(Listed records)
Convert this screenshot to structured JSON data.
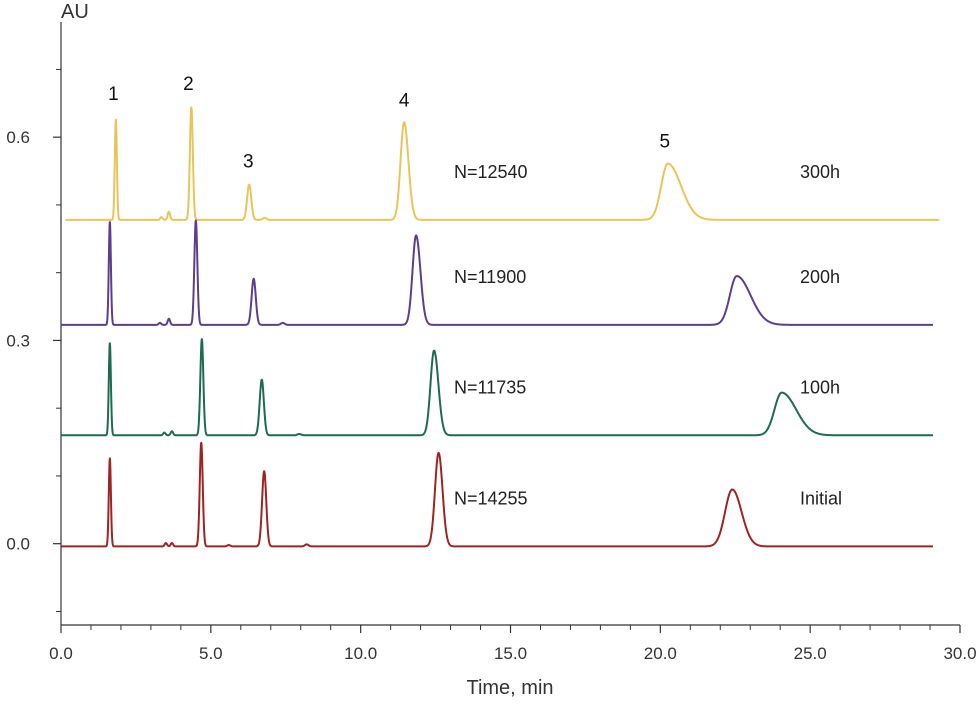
{
  "chart_data": {
    "type": "line",
    "title": "",
    "xlabel": "Time, min",
    "ylabel": "AU",
    "xlim": [
      0,
      30
    ],
    "ylim": [
      -0.12,
      0.77
    ],
    "x_ticks": [
      "0.0",
      "5.0",
      "10.0",
      "15.0",
      "20.0",
      "25.0",
      "30.0"
    ],
    "x_tick_values": [
      0,
      5,
      10,
      15,
      20,
      25,
      30
    ],
    "y_ticks": [
      "0.0",
      "0.3",
      "0.6"
    ],
    "y_tick_values": [
      0.0,
      0.3,
      0.6
    ],
    "peak_labels": [
      "1",
      "2",
      "3",
      "4",
      "5"
    ],
    "peak_label_positions": [
      {
        "x": 1.75,
        "y": 0.655
      },
      {
        "x": 4.25,
        "y": 0.67
      },
      {
        "x": 6.25,
        "y": 0.555
      },
      {
        "x": 11.45,
        "y": 0.645
      },
      {
        "x": 20.15,
        "y": 0.585
      }
    ],
    "series": [
      {
        "name": "300h",
        "plate_count": "N=12540",
        "color": "#E8C55A",
        "baseline": 0.478,
        "x_range": [
          0.15,
          29.3
        ],
        "peaks": [
          {
            "x": 1.83,
            "height": 0.148,
            "width": 0.035,
            "tail": 1.0
          },
          {
            "x": 3.6,
            "height": 0.012,
            "width": 0.04,
            "tail": 1.0
          },
          {
            "x": 3.35,
            "height": 0.004,
            "width": 0.04,
            "tail": 1.0
          },
          {
            "x": 4.35,
            "height": 0.166,
            "width": 0.05,
            "tail": 1.0
          },
          {
            "x": 6.28,
            "height": 0.052,
            "width": 0.07,
            "tail": 1.0
          },
          {
            "x": 6.8,
            "height": 0.003,
            "width": 0.06,
            "tail": 1.0
          },
          {
            "x": 11.45,
            "height": 0.144,
            "width": 0.12,
            "tail": 1.2
          },
          {
            "x": 20.25,
            "height": 0.083,
            "width": 0.22,
            "tail": 2.0
          }
        ]
      },
      {
        "name": "200h",
        "plate_count": "N=11900",
        "color": "#5B3F8C",
        "baseline": 0.323,
        "x_range": [
          0.0,
          29.1
        ],
        "peaks": [
          {
            "x": 1.63,
            "height": 0.152,
            "width": 0.035,
            "tail": 1.0
          },
          {
            "x": 3.6,
            "height": 0.009,
            "width": 0.04,
            "tail": 1.0
          },
          {
            "x": 3.3,
            "height": 0.003,
            "width": 0.04,
            "tail": 1.0
          },
          {
            "x": 4.5,
            "height": 0.154,
            "width": 0.05,
            "tail": 1.0
          },
          {
            "x": 6.43,
            "height": 0.068,
            "width": 0.07,
            "tail": 1.0
          },
          {
            "x": 7.4,
            "height": 0.003,
            "width": 0.06,
            "tail": 1.0
          },
          {
            "x": 11.85,
            "height": 0.132,
            "width": 0.12,
            "tail": 1.2
          },
          {
            "x": 22.55,
            "height": 0.072,
            "width": 0.23,
            "tail": 2.0
          }
        ]
      },
      {
        "name": "100h",
        "plate_count": "N=11735",
        "color": "#1D6B50",
        "baseline": 0.16,
        "x_range": [
          0.0,
          29.1
        ],
        "peaks": [
          {
            "x": 1.63,
            "height": 0.136,
            "width": 0.035,
            "tail": 1.0
          },
          {
            "x": 3.45,
            "height": 0.004,
            "width": 0.04,
            "tail": 1.0
          },
          {
            "x": 3.7,
            "height": 0.006,
            "width": 0.04,
            "tail": 1.0
          },
          {
            "x": 4.7,
            "height": 0.142,
            "width": 0.05,
            "tail": 1.0
          },
          {
            "x": 6.7,
            "height": 0.082,
            "width": 0.07,
            "tail": 1.0
          },
          {
            "x": 7.95,
            "height": 0.002,
            "width": 0.06,
            "tail": 1.0
          },
          {
            "x": 12.45,
            "height": 0.125,
            "width": 0.12,
            "tail": 1.2
          },
          {
            "x": 24.05,
            "height": 0.063,
            "width": 0.24,
            "tail": 2.0
          }
        ]
      },
      {
        "name": "Initial",
        "plate_count": "N=14255",
        "color": "#9E2424",
        "baseline": -0.004,
        "x_range": [
          0.0,
          29.1
        ],
        "peaks": [
          {
            "x": 1.63,
            "height": 0.13,
            "width": 0.035,
            "tail": 1.0
          },
          {
            "x": 3.5,
            "height": 0.005,
            "width": 0.04,
            "tail": 1.0
          },
          {
            "x": 3.7,
            "height": 0.005,
            "width": 0.04,
            "tail": 1.0
          },
          {
            "x": 4.68,
            "height": 0.153,
            "width": 0.05,
            "tail": 1.0
          },
          {
            "x": 5.6,
            "height": 0.002,
            "width": 0.05,
            "tail": 1.0
          },
          {
            "x": 6.78,
            "height": 0.111,
            "width": 0.07,
            "tail": 1.0
          },
          {
            "x": 8.2,
            "height": 0.003,
            "width": 0.06,
            "tail": 1.0
          },
          {
            "x": 12.6,
            "height": 0.138,
            "width": 0.12,
            "tail": 1.1
          },
          {
            "x": 22.4,
            "height": 0.084,
            "width": 0.24,
            "tail": 1.3
          }
        ]
      }
    ]
  }
}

(Work to do)
Without the pictures, print the whole listing exactly as given.

(Output for this task)
Convert this screenshot to structured JSON data.
{
  "chart_data": {
    "type": "line",
    "title": "",
    "xlabel": "Time, min",
    "ylabel": "AU",
    "xlim": [
      0,
      30
    ],
    "ylim": [
      -0.12,
      0.77
    ],
    "x_ticks": [
      "0.0",
      "5.0",
      "10.0",
      "15.0",
      "20.0",
      "25.0",
      "30.0"
    ],
    "x_tick_values": [
      0,
      5,
      10,
      15,
      20,
      25,
      30
    ],
    "y_ticks": [
      "0.0",
      "0.3",
      "0.6"
    ],
    "y_tick_values": [
      0.0,
      0.3,
      0.6
    ],
    "peak_labels": [
      "1",
      "2",
      "3",
      "4",
      "5"
    ],
    "peak_label_positions": [
      {
        "x": 1.75,
        "y": 0.655
      },
      {
        "x": 4.25,
        "y": 0.67
      },
      {
        "x": 6.25,
        "y": 0.555
      },
      {
        "x": 11.45,
        "y": 0.645
      },
      {
        "x": 20.15,
        "y": 0.585
      }
    ],
    "series": [
      {
        "name": "300h",
        "plate_count": "N=12540",
        "color": "#E8C55A",
        "baseline": 0.478,
        "x_range": [
          0.15,
          29.3
        ],
        "peaks": [
          {
            "x": 1.83,
            "height": 0.148,
            "width": 0.035,
            "tail": 1.0
          },
          {
            "x": 3.6,
            "height": 0.012,
            "width": 0.04,
            "tail": 1.0
          },
          {
            "x": 3.35,
            "height": 0.004,
            "width": 0.04,
            "tail": 1.0
          },
          {
            "x": 4.35,
            "height": 0.166,
            "width": 0.05,
            "tail": 1.0
          },
          {
            "x": 6.28,
            "height": 0.052,
            "width": 0.07,
            "tail": 1.0
          },
          {
            "x": 6.8,
            "height": 0.003,
            "width": 0.06,
            "tail": 1.0
          },
          {
            "x": 11.45,
            "height": 0.144,
            "width": 0.12,
            "tail": 1.2
          },
          {
            "x": 20.25,
            "height": 0.083,
            "width": 0.22,
            "tail": 2.0
          }
        ]
      },
      {
        "name": "200h",
        "plate_count": "N=11900",
        "color": "#5B3F8C",
        "baseline": 0.323,
        "x_range": [
          0.0,
          29.1
        ],
        "peaks": [
          {
            "x": 1.63,
            "height": 0.152,
            "width": 0.035,
            "tail": 1.0
          },
          {
            "x": 3.6,
            "height": 0.009,
            "width": 0.04,
            "tail": 1.0
          },
          {
            "x": 3.3,
            "height": 0.003,
            "width": 0.04,
            "tail": 1.0
          },
          {
            "x": 4.5,
            "height": 0.154,
            "width": 0.05,
            "tail": 1.0
          },
          {
            "x": 6.43,
            "height": 0.068,
            "width": 0.07,
            "tail": 1.0
          },
          {
            "x": 7.4,
            "height": 0.003,
            "width": 0.06,
            "tail": 1.0
          },
          {
            "x": 11.85,
            "height": 0.132,
            "width": 0.12,
            "tail": 1.2
          },
          {
            "x": 22.55,
            "height": 0.072,
            "width": 0.23,
            "tail": 2.0
          }
        ]
      },
      {
        "name": "100h",
        "plate_count": "N=11735",
        "color": "#1D6B50",
        "baseline": 0.16,
        "x_range": [
          0.0,
          29.1
        ],
        "peaks": [
          {
            "x": 1.63,
            "height": 0.136,
            "width": 0.035,
            "tail": 1.0
          },
          {
            "x": 3.45,
            "height": 0.004,
            "width": 0.04,
            "tail": 1.0
          },
          {
            "x": 3.7,
            "height": 0.006,
            "width": 0.04,
            "tail": 1.0
          },
          {
            "x": 4.7,
            "height": 0.142,
            "width": 0.05,
            "tail": 1.0
          },
          {
            "x": 6.7,
            "height": 0.082,
            "width": 0.07,
            "tail": 1.0
          },
          {
            "x": 7.95,
            "height": 0.002,
            "width": 0.06,
            "tail": 1.0
          },
          {
            "x": 12.45,
            "height": 0.125,
            "width": 0.12,
            "tail": 1.2
          },
          {
            "x": 24.05,
            "height": 0.063,
            "width": 0.24,
            "tail": 2.0
          }
        ]
      },
      {
        "name": "Initial",
        "plate_count": "N=14255",
        "color": "#9E2424",
        "baseline": -0.004,
        "x_range": [
          0.0,
          29.1
        ],
        "peaks": [
          {
            "x": 1.63,
            "height": 0.13,
            "width": 0.035,
            "tail": 1.0
          },
          {
            "x": 3.5,
            "height": 0.005,
            "width": 0.04,
            "tail": 1.0
          },
          {
            "x": 3.7,
            "height": 0.005,
            "width": 0.04,
            "tail": 1.0
          },
          {
            "x": 4.68,
            "height": 0.153,
            "width": 0.05,
            "tail": 1.0
          },
          {
            "x": 5.6,
            "height": 0.002,
            "width": 0.05,
            "tail": 1.0
          },
          {
            "x": 6.78,
            "height": 0.111,
            "width": 0.07,
            "tail": 1.0
          },
          {
            "x": 8.2,
            "height": 0.003,
            "width": 0.06,
            "tail": 1.0
          },
          {
            "x": 12.6,
            "height": 0.138,
            "width": 0.12,
            "tail": 1.1
          },
          {
            "x": 22.4,
            "height": 0.084,
            "width": 0.24,
            "tail": 1.3
          }
        ]
      }
    ]
  }
}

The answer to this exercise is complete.